* start *
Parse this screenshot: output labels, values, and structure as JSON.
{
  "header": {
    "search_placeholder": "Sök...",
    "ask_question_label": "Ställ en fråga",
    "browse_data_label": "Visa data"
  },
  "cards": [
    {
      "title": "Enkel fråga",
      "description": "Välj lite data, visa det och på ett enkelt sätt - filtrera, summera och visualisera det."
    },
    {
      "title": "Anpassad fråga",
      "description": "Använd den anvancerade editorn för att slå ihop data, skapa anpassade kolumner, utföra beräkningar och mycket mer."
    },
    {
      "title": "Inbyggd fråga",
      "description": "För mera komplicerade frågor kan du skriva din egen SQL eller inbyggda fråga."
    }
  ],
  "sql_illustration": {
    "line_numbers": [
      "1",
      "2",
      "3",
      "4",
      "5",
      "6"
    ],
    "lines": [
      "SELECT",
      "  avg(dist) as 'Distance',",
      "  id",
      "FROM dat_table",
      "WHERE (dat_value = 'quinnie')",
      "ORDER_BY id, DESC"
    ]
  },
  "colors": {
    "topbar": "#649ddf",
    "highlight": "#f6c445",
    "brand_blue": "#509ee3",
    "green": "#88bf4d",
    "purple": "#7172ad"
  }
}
* end *
> _GIVEN TASK_: Extract each line holding the word "description" from the records.

> _EXERCISE SOLUTION_:
      "description": "Välj lite data, visa det och på ett enkelt sätt - filtrera, summera och visualisera det."
      "description": "Använd den anvancerade editorn för att slå ihop data, skapa anpassade kolumner, utföra beräkningar och mycket mer."
      "description": "För mera komplicerade frågor kan du skriva din egen SQL eller inbyggda fråga."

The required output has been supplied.